### Exercise requirements
Copy every line of the records below word for word, changing nothing.

### Information shown
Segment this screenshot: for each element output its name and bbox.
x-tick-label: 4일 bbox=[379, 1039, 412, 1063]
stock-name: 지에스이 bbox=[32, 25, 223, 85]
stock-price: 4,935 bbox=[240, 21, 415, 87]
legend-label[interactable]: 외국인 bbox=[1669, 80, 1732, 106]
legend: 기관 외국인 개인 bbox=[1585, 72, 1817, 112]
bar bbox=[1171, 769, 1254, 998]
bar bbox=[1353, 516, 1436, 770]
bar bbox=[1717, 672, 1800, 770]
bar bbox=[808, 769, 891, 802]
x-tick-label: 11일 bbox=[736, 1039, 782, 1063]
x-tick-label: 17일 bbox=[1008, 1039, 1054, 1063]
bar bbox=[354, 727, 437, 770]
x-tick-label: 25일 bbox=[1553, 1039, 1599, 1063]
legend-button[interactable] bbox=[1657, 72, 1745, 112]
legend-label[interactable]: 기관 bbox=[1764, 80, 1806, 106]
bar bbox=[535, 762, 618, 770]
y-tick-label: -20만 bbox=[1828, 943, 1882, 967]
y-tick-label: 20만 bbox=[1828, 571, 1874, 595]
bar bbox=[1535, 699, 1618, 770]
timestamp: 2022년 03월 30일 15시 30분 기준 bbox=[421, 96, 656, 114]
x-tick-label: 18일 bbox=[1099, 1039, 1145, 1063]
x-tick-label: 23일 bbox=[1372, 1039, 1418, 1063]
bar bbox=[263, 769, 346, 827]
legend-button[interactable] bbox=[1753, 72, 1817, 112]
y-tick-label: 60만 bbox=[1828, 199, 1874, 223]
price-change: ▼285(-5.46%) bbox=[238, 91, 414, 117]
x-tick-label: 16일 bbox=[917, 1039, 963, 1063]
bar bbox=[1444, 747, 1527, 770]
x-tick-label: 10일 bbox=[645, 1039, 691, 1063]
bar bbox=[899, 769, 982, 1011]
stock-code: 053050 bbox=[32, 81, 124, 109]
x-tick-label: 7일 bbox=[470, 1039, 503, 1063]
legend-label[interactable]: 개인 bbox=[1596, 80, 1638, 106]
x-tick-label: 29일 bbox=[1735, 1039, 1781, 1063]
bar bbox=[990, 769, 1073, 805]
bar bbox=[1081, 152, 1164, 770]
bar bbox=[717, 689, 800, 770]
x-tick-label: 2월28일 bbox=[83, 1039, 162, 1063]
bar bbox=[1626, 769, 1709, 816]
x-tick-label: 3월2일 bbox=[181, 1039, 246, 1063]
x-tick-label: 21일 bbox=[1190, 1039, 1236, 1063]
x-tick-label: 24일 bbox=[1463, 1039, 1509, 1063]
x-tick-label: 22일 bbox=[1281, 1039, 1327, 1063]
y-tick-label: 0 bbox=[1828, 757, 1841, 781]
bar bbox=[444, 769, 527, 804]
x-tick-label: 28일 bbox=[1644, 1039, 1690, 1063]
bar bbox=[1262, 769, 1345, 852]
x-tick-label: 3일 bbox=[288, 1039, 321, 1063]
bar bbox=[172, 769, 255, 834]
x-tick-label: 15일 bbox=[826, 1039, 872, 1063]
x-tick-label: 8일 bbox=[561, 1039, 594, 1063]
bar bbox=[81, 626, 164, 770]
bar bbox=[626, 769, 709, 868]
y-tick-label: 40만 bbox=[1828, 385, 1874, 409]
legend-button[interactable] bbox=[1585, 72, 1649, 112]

### Solution to this exercise
Segment this screenshot: for each element output its name and bbox.
x-tick-label: 4일 bbox=[379, 1039, 412, 1063]
stock-name: 지에스이 bbox=[32, 25, 223, 85]
stock-price: 4,935 bbox=[240, 21, 415, 87]
legend-label[interactable]: 외국인 bbox=[1669, 80, 1732, 106]
legend: 기관 외국인 개인 bbox=[1585, 72, 1817, 112]
bar bbox=[1171, 769, 1254, 998]
bar bbox=[1353, 516, 1436, 770]
bar bbox=[1717, 672, 1800, 770]
bar bbox=[808, 769, 891, 802]
x-tick-label: 11일 bbox=[736, 1039, 782, 1063]
x-tick-label: 17일 bbox=[1008, 1039, 1054, 1063]
bar bbox=[354, 727, 437, 770]
x-tick-label: 25일 bbox=[1553, 1039, 1599, 1063]
legend-button[interactable] bbox=[1657, 72, 1745, 112]
legend-label[interactable]: 기관 bbox=[1764, 80, 1806, 106]
bar bbox=[535, 762, 618, 770]
y-tick-label: -20만 bbox=[1828, 943, 1882, 967]
y-tick-label: 20만 bbox=[1828, 571, 1874, 595]
bar bbox=[1535, 699, 1618, 770]
timestamp: 2022년 03월 30일 15시 30분 기준 bbox=[421, 96, 656, 114]
x-tick-label: 18일 bbox=[1099, 1039, 1145, 1063]
x-tick-label: 23일 bbox=[1372, 1039, 1418, 1063]
bar bbox=[263, 769, 346, 827]
legend-button[interactable] bbox=[1753, 72, 1817, 112]
y-tick-label: 60만 bbox=[1828, 199, 1874, 223]
price-change: ▼285(-5.46%) bbox=[238, 91, 414, 117]
x-tick-label: 16일 bbox=[917, 1039, 963, 1063]
bar bbox=[1444, 747, 1527, 770]
x-tick-label: 10일 bbox=[645, 1039, 691, 1063]
bar bbox=[899, 769, 982, 1011]
stock-code: 053050 bbox=[32, 81, 124, 109]
x-tick-label: 7일 bbox=[470, 1039, 503, 1063]
legend-label[interactable]: 개인 bbox=[1596, 80, 1638, 106]
x-tick-label: 29일 bbox=[1735, 1039, 1781, 1063]
bar bbox=[990, 769, 1073, 805]
bar bbox=[1081, 152, 1164, 770]
bar bbox=[717, 689, 800, 770]
x-tick-label: 2월28일 bbox=[83, 1039, 162, 1063]
bar bbox=[1626, 769, 1709, 816]
x-tick-label: 3월2일 bbox=[181, 1039, 246, 1063]
x-tick-label: 21일 bbox=[1190, 1039, 1236, 1063]
x-tick-label: 24일 bbox=[1463, 1039, 1509, 1063]
x-tick-label: 22일 bbox=[1281, 1039, 1327, 1063]
y-tick-label: 0 bbox=[1828, 757, 1841, 781]
bar bbox=[444, 769, 527, 804]
x-tick-label: 28일 bbox=[1644, 1039, 1690, 1063]
bar bbox=[1262, 769, 1345, 852]
x-tick-label: 3일 bbox=[288, 1039, 321, 1063]
bar bbox=[172, 769, 255, 834]
x-tick-label: 15일 bbox=[826, 1039, 872, 1063]
x-tick-label: 8일 bbox=[561, 1039, 594, 1063]
bar bbox=[81, 626, 164, 770]
bar bbox=[626, 769, 709, 868]
y-tick-label: 40만 bbox=[1828, 385, 1874, 409]
legend-button[interactable] bbox=[1585, 72, 1649, 112]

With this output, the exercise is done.